▶ **DIRECTIVE**
Retype the whole listing, please, keeping every line exact and dropping the pictures.

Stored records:
.....
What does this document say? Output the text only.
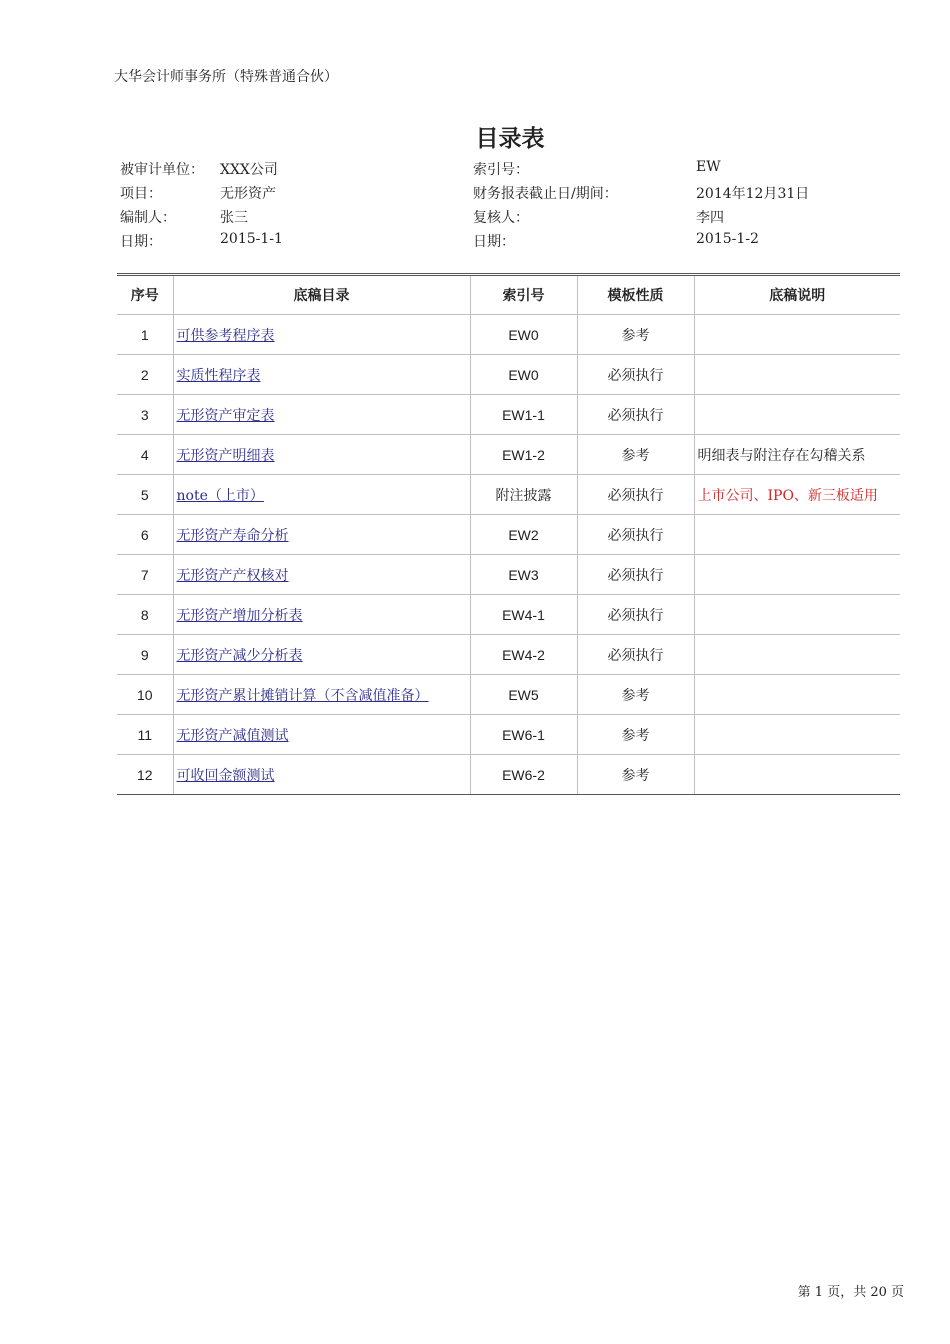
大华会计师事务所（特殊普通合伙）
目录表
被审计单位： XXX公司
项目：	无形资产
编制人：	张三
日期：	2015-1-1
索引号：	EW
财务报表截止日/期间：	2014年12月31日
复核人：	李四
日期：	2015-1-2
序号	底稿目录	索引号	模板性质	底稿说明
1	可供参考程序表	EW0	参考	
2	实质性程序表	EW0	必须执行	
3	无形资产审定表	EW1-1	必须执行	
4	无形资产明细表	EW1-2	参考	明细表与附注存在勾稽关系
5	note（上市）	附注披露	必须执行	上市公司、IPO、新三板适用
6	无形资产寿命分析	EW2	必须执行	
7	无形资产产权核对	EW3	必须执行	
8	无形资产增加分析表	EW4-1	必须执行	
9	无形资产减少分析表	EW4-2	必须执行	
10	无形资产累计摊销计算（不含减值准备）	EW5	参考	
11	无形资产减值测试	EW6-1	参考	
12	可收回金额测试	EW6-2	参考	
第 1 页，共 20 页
.....
▶ **ANSWER TO THE EXERCISE**
What does this document say? Output the text only.
大华会计师事务所（特殊普通合伙）
目录表
被审计单位： XXX公司
项目：	无形资产
编制人：	张三
日期：	2015-1-1
索引号：	EW
财务报表截止日/期间：	2014年12月31日
复核人：	李四
日期：	2015-1-2
序号	底稿目录	索引号	模板性质	底稿说明
1	可供参考程序表	EW0	参考	
2	实质性程序表	EW0	必须执行	
3	无形资产审定表	EW1-1	必须执行	
4	无形资产明细表	EW1-2	参考	明细表与附注存在勾稽关系
5	note（上市）	附注披露	必须执行	上市公司、IPO、新三板适用
6	无形资产寿命分析	EW2	必须执行	
7	无形资产产权核对	EW3	必须执行	
8	无形资产增加分析表	EW4-1	必须执行	
9	无形资产减少分析表	EW4-2	必须执行	
10	无形资产累计摊销计算（不含减值准备）	EW5	参考	
11	无形资产减值测试	EW6-1	参考	
12	可收回金额测试	EW6-2	参考	
第 1 页，共 20 页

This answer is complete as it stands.